Below are some entries. Output each one exactly as it appears.

==== Records provided

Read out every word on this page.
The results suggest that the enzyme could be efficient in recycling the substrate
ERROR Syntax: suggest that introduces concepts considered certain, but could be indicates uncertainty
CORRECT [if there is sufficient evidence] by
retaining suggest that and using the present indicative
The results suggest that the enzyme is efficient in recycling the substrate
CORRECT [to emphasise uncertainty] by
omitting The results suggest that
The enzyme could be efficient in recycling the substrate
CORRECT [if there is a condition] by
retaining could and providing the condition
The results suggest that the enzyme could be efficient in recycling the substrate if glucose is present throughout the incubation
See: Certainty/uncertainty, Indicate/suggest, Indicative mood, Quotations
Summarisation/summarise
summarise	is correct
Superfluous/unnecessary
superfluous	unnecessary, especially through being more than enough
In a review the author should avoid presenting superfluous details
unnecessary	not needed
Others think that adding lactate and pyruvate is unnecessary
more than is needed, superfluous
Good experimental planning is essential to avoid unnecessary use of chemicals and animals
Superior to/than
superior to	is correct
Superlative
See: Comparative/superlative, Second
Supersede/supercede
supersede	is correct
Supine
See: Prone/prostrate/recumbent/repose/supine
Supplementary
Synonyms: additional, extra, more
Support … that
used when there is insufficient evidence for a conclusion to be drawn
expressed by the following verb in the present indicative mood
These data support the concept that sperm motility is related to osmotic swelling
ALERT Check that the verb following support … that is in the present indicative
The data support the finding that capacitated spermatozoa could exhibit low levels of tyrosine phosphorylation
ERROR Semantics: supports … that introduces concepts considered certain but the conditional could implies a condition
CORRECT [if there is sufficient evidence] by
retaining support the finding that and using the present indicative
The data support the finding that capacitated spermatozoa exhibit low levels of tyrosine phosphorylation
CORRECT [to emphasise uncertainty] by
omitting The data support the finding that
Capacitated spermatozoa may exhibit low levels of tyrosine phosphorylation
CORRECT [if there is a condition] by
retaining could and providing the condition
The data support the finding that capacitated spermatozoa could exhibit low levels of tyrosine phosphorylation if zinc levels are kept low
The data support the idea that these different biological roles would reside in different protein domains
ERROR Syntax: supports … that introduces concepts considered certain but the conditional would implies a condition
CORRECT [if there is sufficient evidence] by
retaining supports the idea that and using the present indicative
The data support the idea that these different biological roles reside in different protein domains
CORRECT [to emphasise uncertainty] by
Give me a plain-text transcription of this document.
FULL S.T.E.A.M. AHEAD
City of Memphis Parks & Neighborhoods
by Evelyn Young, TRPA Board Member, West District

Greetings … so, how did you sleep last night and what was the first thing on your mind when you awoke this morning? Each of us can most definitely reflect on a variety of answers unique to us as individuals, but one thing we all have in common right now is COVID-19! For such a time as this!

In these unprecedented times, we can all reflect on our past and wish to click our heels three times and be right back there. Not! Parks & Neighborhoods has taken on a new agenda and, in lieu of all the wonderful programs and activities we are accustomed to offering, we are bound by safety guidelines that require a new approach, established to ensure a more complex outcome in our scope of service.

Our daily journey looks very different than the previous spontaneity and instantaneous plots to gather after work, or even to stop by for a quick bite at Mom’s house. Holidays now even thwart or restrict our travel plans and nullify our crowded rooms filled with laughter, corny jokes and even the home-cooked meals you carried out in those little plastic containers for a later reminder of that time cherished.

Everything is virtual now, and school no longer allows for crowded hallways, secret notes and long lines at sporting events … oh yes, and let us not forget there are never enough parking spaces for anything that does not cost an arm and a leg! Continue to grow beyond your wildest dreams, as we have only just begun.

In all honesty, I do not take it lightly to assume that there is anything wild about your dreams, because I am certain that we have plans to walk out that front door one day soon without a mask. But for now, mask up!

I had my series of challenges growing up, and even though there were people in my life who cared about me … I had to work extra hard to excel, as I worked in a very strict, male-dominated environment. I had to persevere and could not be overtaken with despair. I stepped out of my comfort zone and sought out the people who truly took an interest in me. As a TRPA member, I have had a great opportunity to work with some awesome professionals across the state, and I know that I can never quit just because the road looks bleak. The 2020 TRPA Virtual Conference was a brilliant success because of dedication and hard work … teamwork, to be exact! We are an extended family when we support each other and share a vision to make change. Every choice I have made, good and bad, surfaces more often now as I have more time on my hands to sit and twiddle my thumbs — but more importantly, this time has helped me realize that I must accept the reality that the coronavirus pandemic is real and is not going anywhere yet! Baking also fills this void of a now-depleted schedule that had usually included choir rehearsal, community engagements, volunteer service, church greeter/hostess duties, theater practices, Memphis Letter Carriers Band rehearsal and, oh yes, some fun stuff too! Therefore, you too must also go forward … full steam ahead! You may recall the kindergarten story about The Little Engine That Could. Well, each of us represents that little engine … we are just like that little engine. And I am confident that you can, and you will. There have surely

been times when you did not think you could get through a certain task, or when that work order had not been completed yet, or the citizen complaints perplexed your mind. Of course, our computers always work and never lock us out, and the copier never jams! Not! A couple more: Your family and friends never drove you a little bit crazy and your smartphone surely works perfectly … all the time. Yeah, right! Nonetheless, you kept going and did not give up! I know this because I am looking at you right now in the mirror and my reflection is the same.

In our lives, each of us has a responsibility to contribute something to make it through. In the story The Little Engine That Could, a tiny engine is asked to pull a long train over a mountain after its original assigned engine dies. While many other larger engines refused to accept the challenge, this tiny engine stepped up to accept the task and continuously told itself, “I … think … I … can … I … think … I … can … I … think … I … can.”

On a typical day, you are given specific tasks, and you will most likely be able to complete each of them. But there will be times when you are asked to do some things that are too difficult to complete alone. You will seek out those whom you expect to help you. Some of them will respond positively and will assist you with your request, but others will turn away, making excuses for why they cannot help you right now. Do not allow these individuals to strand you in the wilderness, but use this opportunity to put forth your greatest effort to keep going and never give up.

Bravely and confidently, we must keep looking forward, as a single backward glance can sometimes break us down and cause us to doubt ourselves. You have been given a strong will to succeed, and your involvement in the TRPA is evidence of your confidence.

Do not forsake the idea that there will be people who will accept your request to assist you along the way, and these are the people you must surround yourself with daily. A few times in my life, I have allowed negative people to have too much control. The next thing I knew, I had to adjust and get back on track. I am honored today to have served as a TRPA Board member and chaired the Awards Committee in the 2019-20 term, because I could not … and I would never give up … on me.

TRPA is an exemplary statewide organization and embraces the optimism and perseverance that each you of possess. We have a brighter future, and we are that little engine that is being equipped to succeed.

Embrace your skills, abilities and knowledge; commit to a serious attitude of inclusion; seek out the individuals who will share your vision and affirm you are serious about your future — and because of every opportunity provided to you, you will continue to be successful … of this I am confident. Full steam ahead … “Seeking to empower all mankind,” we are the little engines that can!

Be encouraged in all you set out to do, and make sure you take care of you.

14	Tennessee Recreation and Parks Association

========

● **Result**
Read out every word on this page.
The results suggest that the enzyme could be efficient in recycling the substrate
ERROR Syntax: suggest that introduces concepts considered certain, but could be indicates uncertainty
CORRECT [if there is sufficient evidence] by
retaining suggest that and using the present indicative
The results suggest that the enzyme is efficient in recycling the substrate
CORRECT [to emphasise uncertainty] by
omitting The results suggest that
The enzyme could be efficient in recycling the substrate
CORRECT [if there is a condition] by
retaining could and providing the condition
The results suggest that the enzyme could be efficient in recycling the substrate if glucose is present throughout the incubation
See: Certainty/uncertainty, Indicate/suggest, Indicative mood, Quotations
Summarisation/summarise
summarise	is correct
Superfluous/unnecessary
superfluous	unnecessary, especially through being more than enough
In a review the author should avoid presenting superfluous details
unnecessary	not needed
Others think that adding lactate and pyruvate is unnecessary
more than is needed, superfluous
Good experimental planning is essential to avoid unnecessary use of chemicals and animals
Superior to/than
superior to	is correct
Superlative
See: Comparative/superlative, Second
Supersede/supercede
supersede	is correct
Supine
See: Prone/prostrate/recumbent/repose/supine
Supplementary
Synonyms: additional, extra, more
Support … that
used when there is insufficient evidence for a conclusion to be drawn
expressed by the following verb in the present indicative mood
These data support the concept that sperm motility is related to osmotic swelling
ALERT Check that the verb following support … that is in the present indicative
The data support the finding that capacitated spermatozoa could exhibit low levels of tyrosine phosphorylation
ERROR Semantics: supports … that introduces concepts considered certain but the conditional could implies a condition
CORRECT [if there is sufficient evidence] by
retaining support the finding that and using the present indicative
The data support the finding that capacitated spermatozoa exhibit low levels of tyrosine phosphorylation
CORRECT [to emphasise uncertainty] by
omitting The data support the finding that
Capacitated spermatozoa may exhibit low levels of tyrosine phosphorylation
CORRECT [if there is a condition] by
retaining could and providing the condition
The data support the finding that capacitated spermatozoa could exhibit low levels of tyrosine phosphorylation if zinc levels are kept low
The data support the idea that these different biological roles would reside in different protein domains
ERROR Syntax: supports … that introduces concepts considered certain but the conditional would implies a condition
CORRECT [if there is sufficient evidence] by
retaining supports the idea that and using the present indicative
The data support the idea that these different biological roles reside in different protein domains
CORRECT [to emphasise uncertainty] by
Give me a plain-text transcription of this document.
FULL S.T.E.A.M. AHEAD
City of Memphis Parks & Neighborhoods
by Evelyn Young, TRPA Board Member, West District

Greetings … so, how did you sleep last night and what was the first thing on your mind when you awoke this morning? Each of us can most definitely reflect on a variety of answers unique to us as individuals, but one thing we all have in common right now is COVID-19! For such a time as this!

In these unprecedented times, we can all reflect on our past and wish to click our heels three times and be right back there. Not! Parks & Neighborhoods has taken on a new agenda and, in lieu of all the wonderful programs and activities we are accustomed to offering, we are bound by safety guidelines that require a new approach, established to ensure a more complex outcome in our scope of service.

Our daily journey looks very different than the previous spontaneity and instantaneous plots to gather after work, or even to stop by for a quick bite at Mom’s house. Holidays now even thwart or restrict our travel plans and nullify our crowded rooms filled with laughter, corny jokes and even the home-cooked meals you carried out in those little plastic containers for a later reminder of that time cherished.

Everything is virtual now, and school no longer allows for crowded hallways, secret notes and long lines at sporting events … oh yes, and let us not forget there are never enough parking spaces for anything that does not cost an arm and a leg! Continue to grow beyond your wildest dreams, as we have only just begun.

In all honesty, I do not take it lightly to assume that there is anything wild about your dreams, because I am certain that we have plans to walk out that front door one day soon without a mask. But for now, mask up!

I had my series of challenges growing up, and even though there were people in my life who cared about me … I had to work extra hard to excel, as I worked in a very strict, male-dominated environment. I had to persevere and could not be overtaken with despair. I stepped out of my comfort zone and sought out the people who truly took an interest in me. As a TRPA member, I have had a great opportunity to work with some awesome professionals across the state, and I know that I can never quit just because the road looks bleak. The 2020 TRPA Virtual Conference was a brilliant success because of dedication and hard work … teamwork, to be exact! We are an extended family when we support each other and share a vision to make change. Every choice I have made, good and bad, surfaces more often now as I have more time on my hands to sit and twiddle my thumbs — but more importantly, this time has helped me realize that I must accept the reality that the coronavirus pandemic is real and is not going anywhere yet! Baking also fills this void of a now-depleted schedule that had usually included choir rehearsal, community engagements, volunteer service, church greeter/hostess duties, theater practices, Memphis Letter Carriers Band rehearsal and, oh yes, some fun stuff too! Therefore, you too must also go forward … full steam ahead! You may recall the kindergarten story about The Little Engine That Could. Well, each of us represents that little engine … we are just like that little engine. And I am confident that you can, and you will. There have surely

been times when you did not think you could get through a certain task, or when that work order had not been completed yet, or the citizen complaints perplexed your mind. Of course, our computers always work and never lock us out, and the copier never jams! Not! A couple more: Your family and friends never drove you a little bit crazy and your smartphone surely works perfectly … all the time. Yeah, right! Nonetheless, you kept going and did not give up! I know this because I am looking at you right now in the mirror and my reflection is the same.

In our lives, each of us has a responsibility to contribute something to make it through. In the story The Little Engine That Could, a tiny engine is asked to pull a long train over a mountain after its original assigned engine dies. While many other larger engines refused to accept the challenge, this tiny engine stepped up to accept the task and continuously told itself, “I … think … I … can … I … think … I … can … I … think … I … can.”

On a typical day, you are given specific tasks, and you will most likely be able to complete each of them. But there will be times when you are asked to do some things that are too difficult to complete alone. You will seek out those whom you expect to help you. Some of them will respond positively and will assist you with your request, but others will turn away, making excuses for why they cannot help you right now. Do not allow these individuals to strand you in the wilderness, but use this opportunity to put forth your greatest effort to keep going and never give up.

Bravely and confidently, we must keep looking forward, as a single backward glance can sometimes break us down and cause us to doubt ourselves. You have been given a strong will to succeed, and your involvement in the TRPA is evidence of your confidence.

Do not forsake the idea that there will be people who will accept your request to assist you along the way, and these are the people you must surround yourself with daily. A few times in my life, I have allowed negative people to have too much control. The next thing I knew, I had to adjust and get back on track. I am honored today to have served as a TRPA Board member and chaired the Awards Committee in the 2019-20 term, because I could not … and I would never give up … on me.

TRPA is an exemplary statewide organization and embraces the optimism and perseverance that each you of possess. We have a brighter future, and we are that little engine that is being equipped to succeed.

Embrace your skills, abilities and knowledge; commit to a serious attitude of inclusion; seek out the individuals who will share your vision and affirm you are serious about your future — and because of every opportunity provided to you, you will continue to be successful … of this I am confident. Full steam ahead … “Seeking to empower all mankind,” we are the little engines that can!

Be encouraged in all you set out to do, and make sure you take care of you.

14	Tennessee Recreation and Parks Association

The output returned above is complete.